## [What this task involves]
Transcribe the data in full and exactly, omitting any pictures.

## [Listed entries]

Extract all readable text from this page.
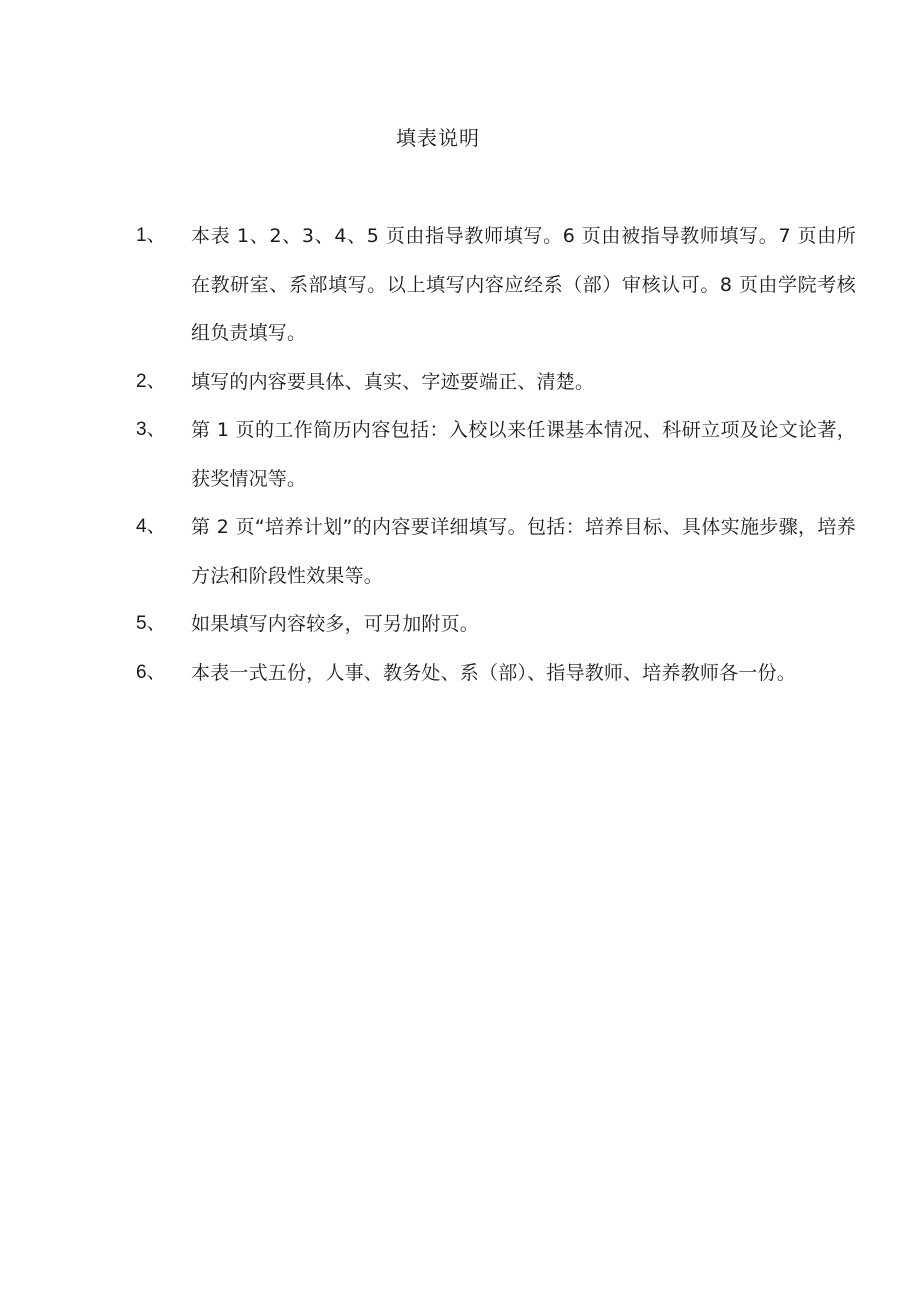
填表说明
1、	本表 1、2、3、4、5 页由指导教师填写。6 页由被指导教师填写。7 页由所在教研室、系部填写。以上填写内容应经系（部）审核认可。8 页由学院考核组负责填写。
2、	填写的内容要具体、真实、字迹要端正、清楚。
3、	第 1 页的工作简历内容包括：入校以来任课基本情况、科研立项及论文论著，获奖情况等。
4、	第 2 页“培养计划”的内容要详细填写。包括：培养目标、具体实施步骤，培养方法和阶段性效果等。
5、	如果填写内容较多，可另加附页。
6、	本表一式五份，人事、教务处、系（部）、指导教师、培养教师各一份。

## [Answer in full]
Extract all readable text from this page.
填表说明
1、	本表 1、2、3、4、5 页由指导教师填写。6 页由被指导教师填写。7 页由所在教研室、系部填写。以上填写内容应经系（部）审核认可。8 页由学院考核组负责填写。
2、	填写的内容要具体、真实、字迹要端正、清楚。
3、	第 1 页的工作简历内容包括：入校以来任课基本情况、科研立项及论文论著，获奖情况等。
4、	第 2 页“培养计划”的内容要详细填写。包括：培养目标、具体实施步骤，培养方法和阶段性效果等。
5、	如果填写内容较多，可另加附页。
6、	本表一式五份，人事、教务处、系（部）、指导教师、培养教师各一份。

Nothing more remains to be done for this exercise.